- SOURCE EXTRACT:
— START —

2nd Lecture - Political Science with Prof. Akihiko Tanaka
Date: Wednesday, 1 September 2021
Time: 08.00 - 10.00 GMT+7
Platform: Zoom Meetings & Youtube Livestream
Speaker: Prof. Akihiko Tanaka, National Graduate Studies Institute for Policy Studies (GRIPS)
Moderator: Dr. Rabi’ah Aminudin, International Islamic University of Malaysia (IIUM)
Audience: Total of 2,531 participants from Southeast Asian countries
Building Indo-Pacific Cooperation in 21st Century Asia
It is very important to pay attention to hard facts of geopolitics, but given the potentials of the Indo-Pacific, we need to explore together where we can cooperate.
The economic areas. In terms of quality of life, further development is necessary for many countries, and it should be a sustainable one. In addition to the simple measure of GDP statistics, we need to consider various targets expressed in the SDGs when we plan future collaboration in the Indo-Pacific region.
The mortality of children under five. In many countries, more than 25 out of 1000 children die before they reach 5 years old. To reduce extreme poverty and improve health conditions, basic infrastructure such as safe water, paved roads, and electricity are essential. Some Indo-Pacific countries have recent experiences in improving such conditions, so by collaborating with other countries which are still struggling, Indo-Pacific countries can offer suggestions, advice, and help.
Climate change. Unless China and the US reduce greenhouse gas emissions significantly, the climate crisis cannot be avoided. Climate-related natural disasters appear to become more and more frequent. Disaster risk reduction can be a very important area of cooperation.

— END —

Records:
— START —

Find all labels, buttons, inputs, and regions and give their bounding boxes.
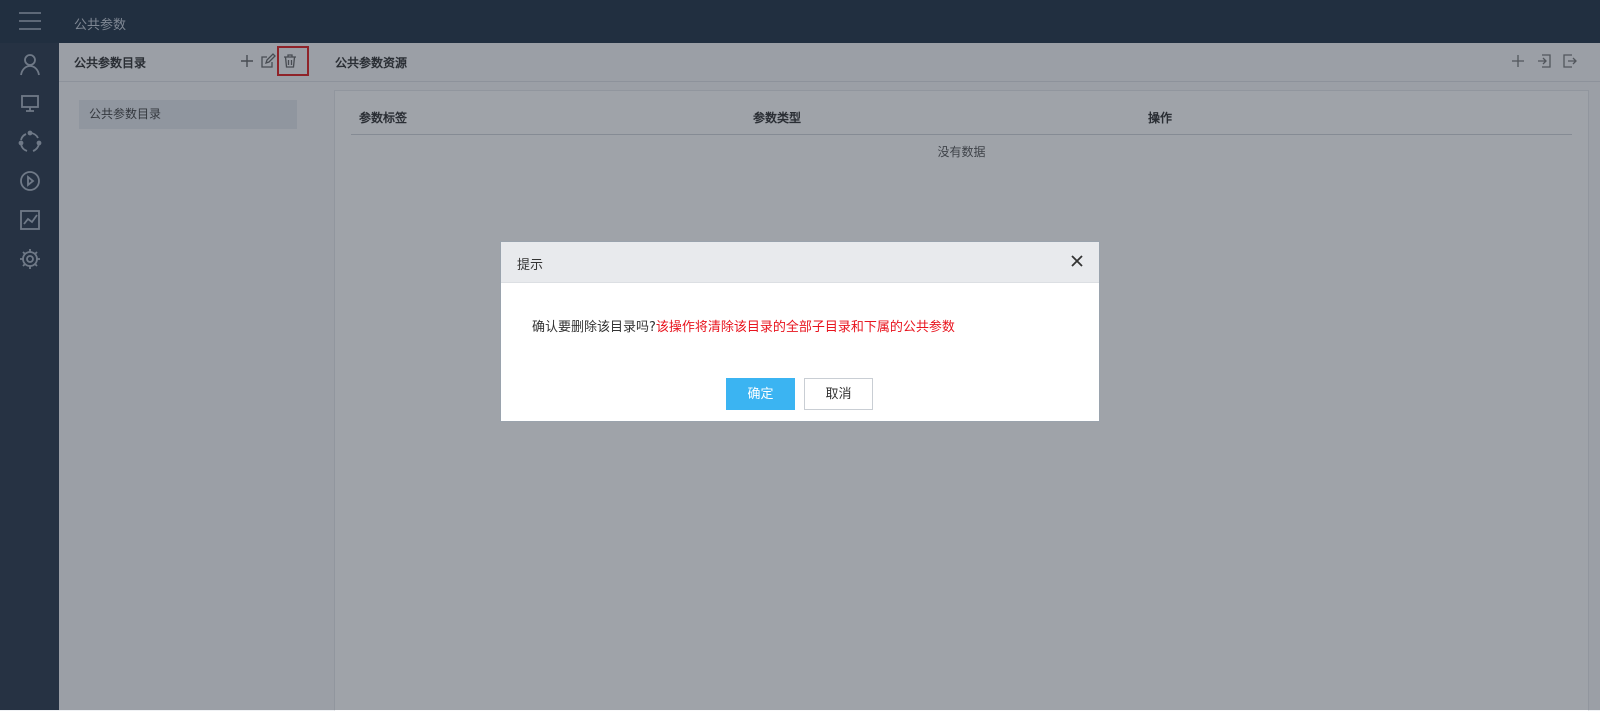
dialog-message: 确认要删除该目录吗?该操作将清除该目录的全部子目录和下属的公共参数 [532, 316, 955, 335]
dialog-warning: 该操作将清除该目录的全部子目录和下属的公共参数 [655, 320, 955, 335]
dialog-header: 提示 [501, 242, 1099, 283]
confirm-dialog: 提示 确认要删除该目录吗?该操作将清除该目录的全部子目录和下属的公共参数 确定 … [500, 241, 1100, 422]
dialog-question: 确认要删除该目录吗? [532, 320, 656, 335]
dialog-title: 提示 [517, 258, 544, 273]
confirm-button[interactable]: 确定 [726, 378, 795, 410]
cancel-button[interactable]: 取消 [804, 378, 873, 410]
close-icon[interactable] [1069, 253, 1085, 269]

— END —

- GOALS:
a) In the lecture summary, duplicate the part that opens with the words containing "The economic areas." and closes with "advice, and help.".
b) Name every kind of basic infrastructure that the lecture summary describes as essential.

- COMPLETE ANSWERS:
a)
The economic areas. In terms of quality of life, further development is necessary for many countries, and it should be a sustainable one. In addition to the simple measure of GDP statistics, we need to consider various targets expressed in the SDGs when we plan future collaboration in the Indo-Pacific region.
The mortality of children under five. In many countries, more than 25 out of 1000 children die before they reach 5 years old. To reduce extreme poverty and improve health conditions, basic infrastructure such as safe water, paved roads, and electricity are essential. Some Indo-Pacific countries have recent experiences in improving such conditions, so by collaborating with other countries which are still struggling, Indo-Pacific countries can offer suggestions, advice, and help.

b)
- Safe water
- Paved roads
- Electricity